Data entries for graphics
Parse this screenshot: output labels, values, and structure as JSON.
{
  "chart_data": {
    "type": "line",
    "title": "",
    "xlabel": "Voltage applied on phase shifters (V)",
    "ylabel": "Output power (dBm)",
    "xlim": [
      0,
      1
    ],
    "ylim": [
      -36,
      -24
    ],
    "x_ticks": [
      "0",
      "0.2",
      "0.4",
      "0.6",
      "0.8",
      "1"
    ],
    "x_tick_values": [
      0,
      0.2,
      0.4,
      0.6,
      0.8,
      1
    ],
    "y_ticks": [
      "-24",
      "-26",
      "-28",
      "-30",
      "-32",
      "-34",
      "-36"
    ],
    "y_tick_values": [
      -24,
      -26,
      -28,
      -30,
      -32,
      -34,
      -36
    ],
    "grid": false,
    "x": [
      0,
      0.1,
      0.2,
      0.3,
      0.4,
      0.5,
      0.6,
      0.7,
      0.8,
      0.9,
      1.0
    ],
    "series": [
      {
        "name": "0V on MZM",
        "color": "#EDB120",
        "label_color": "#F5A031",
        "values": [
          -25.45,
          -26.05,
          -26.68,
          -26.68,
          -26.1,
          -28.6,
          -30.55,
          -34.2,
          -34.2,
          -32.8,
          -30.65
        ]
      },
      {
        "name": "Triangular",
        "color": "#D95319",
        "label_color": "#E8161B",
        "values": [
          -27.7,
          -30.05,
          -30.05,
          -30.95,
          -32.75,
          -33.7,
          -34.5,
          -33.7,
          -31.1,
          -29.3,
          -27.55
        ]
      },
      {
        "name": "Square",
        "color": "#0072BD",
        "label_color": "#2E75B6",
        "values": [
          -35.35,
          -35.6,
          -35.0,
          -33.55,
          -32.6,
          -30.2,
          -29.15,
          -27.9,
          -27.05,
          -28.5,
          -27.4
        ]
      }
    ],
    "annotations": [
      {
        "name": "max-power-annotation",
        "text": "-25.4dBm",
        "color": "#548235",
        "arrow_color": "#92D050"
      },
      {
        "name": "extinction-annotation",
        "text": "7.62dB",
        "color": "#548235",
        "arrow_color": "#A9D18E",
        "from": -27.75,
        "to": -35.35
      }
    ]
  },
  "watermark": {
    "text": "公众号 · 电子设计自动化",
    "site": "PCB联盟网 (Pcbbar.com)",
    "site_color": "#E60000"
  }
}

* Task statement: Pull every line containing the word "name" out of the material and copy it.

* Task result:
        "name": "0V on MZM",
        "name": "Triangular",
        "name": "Square",
        "name": "max-power-annotation",
        "name": "extinction-annotation",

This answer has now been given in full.